PROBLEM STATEMENT.
Report each line of the data that has "text" somewhere in it.

DATASET EXTRACT.
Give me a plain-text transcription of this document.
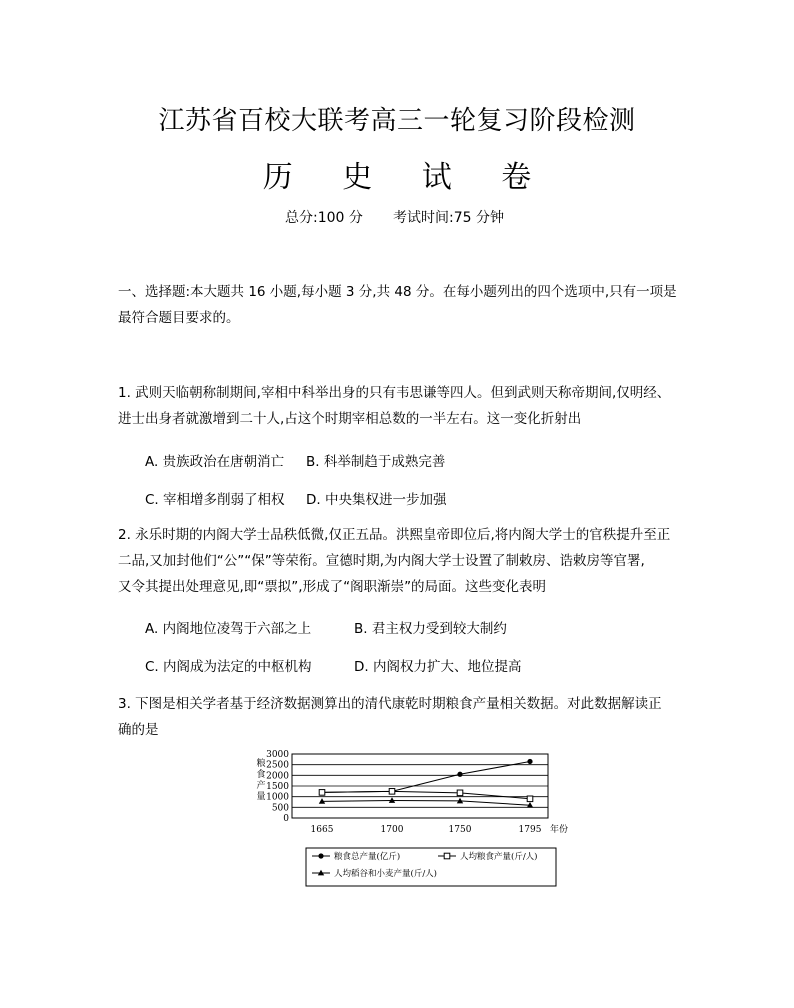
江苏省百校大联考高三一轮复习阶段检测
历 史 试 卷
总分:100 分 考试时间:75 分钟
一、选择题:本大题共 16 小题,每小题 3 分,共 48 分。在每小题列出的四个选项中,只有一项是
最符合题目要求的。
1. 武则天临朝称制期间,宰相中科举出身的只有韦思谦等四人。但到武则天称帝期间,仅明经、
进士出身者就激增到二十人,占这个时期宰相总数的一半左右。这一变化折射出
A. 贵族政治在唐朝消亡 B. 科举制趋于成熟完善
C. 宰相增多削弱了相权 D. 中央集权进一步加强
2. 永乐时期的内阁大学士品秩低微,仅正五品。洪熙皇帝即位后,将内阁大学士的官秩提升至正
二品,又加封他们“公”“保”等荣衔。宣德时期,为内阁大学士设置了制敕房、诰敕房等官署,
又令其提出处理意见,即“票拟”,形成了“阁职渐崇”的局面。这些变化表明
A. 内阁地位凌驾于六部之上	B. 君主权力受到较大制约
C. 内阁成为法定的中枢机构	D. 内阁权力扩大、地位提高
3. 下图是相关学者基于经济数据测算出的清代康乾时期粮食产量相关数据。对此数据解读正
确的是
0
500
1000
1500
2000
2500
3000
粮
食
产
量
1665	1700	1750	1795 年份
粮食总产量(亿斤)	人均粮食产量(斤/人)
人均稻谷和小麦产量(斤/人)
* * *
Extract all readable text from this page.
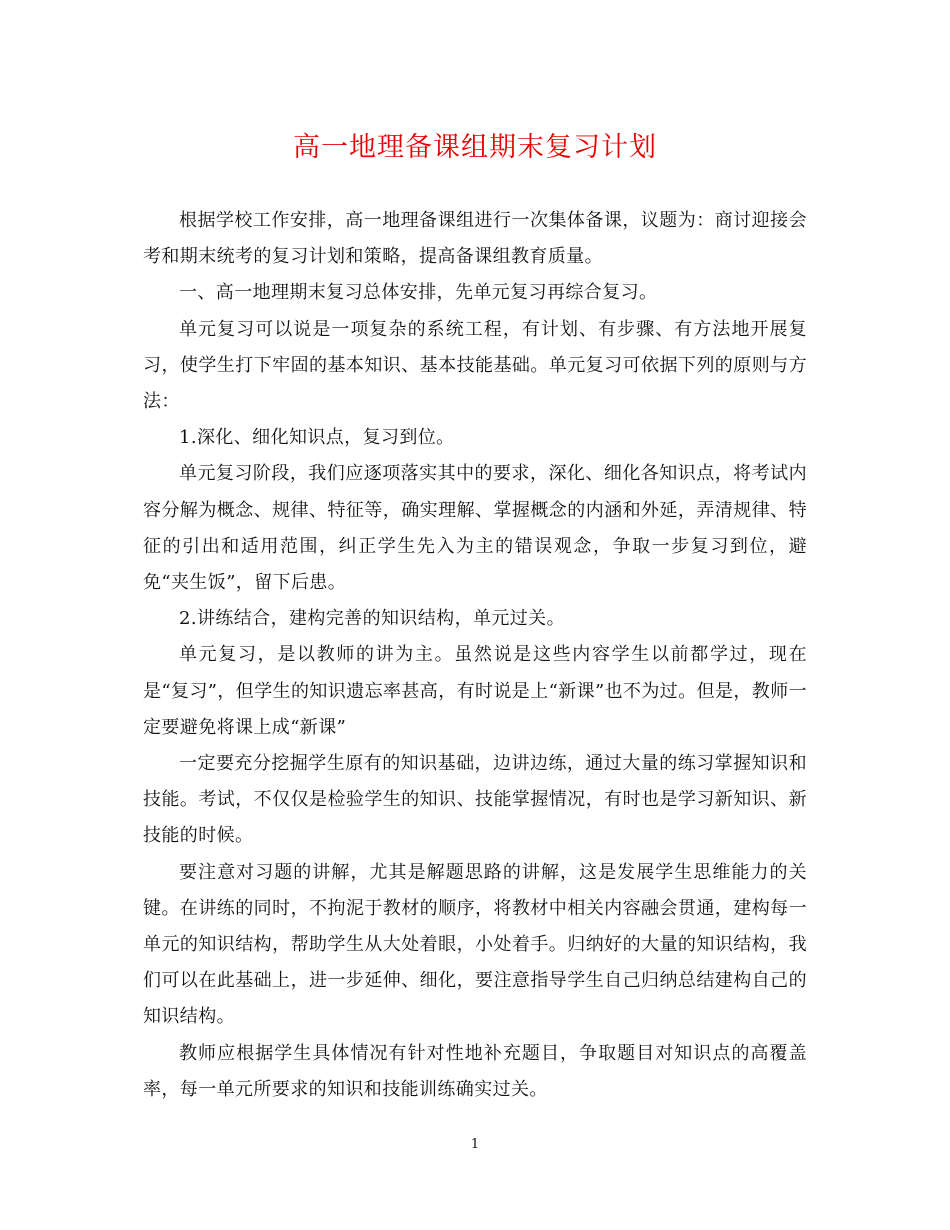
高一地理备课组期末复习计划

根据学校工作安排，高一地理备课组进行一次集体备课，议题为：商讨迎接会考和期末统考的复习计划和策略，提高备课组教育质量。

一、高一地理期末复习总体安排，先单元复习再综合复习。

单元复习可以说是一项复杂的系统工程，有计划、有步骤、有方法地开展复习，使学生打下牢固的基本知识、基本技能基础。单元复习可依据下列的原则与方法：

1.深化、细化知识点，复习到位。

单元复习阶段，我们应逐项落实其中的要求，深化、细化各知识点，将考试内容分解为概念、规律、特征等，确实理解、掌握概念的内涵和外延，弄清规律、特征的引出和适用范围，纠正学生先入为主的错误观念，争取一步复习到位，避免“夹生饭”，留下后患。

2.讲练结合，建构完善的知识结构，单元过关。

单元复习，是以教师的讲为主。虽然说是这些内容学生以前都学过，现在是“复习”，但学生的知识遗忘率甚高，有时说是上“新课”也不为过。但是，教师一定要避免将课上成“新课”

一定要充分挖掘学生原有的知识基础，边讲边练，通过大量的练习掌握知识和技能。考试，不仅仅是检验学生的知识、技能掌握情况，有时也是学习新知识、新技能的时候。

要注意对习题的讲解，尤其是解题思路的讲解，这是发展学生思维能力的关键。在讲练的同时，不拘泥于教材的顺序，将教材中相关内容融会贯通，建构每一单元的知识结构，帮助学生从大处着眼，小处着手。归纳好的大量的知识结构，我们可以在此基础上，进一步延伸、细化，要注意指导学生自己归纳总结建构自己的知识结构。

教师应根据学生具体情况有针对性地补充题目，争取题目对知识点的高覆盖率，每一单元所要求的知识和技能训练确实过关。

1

OUTPUT BELOW.
Give me a plain-text transcription of this document.
Extract all readable text from this page.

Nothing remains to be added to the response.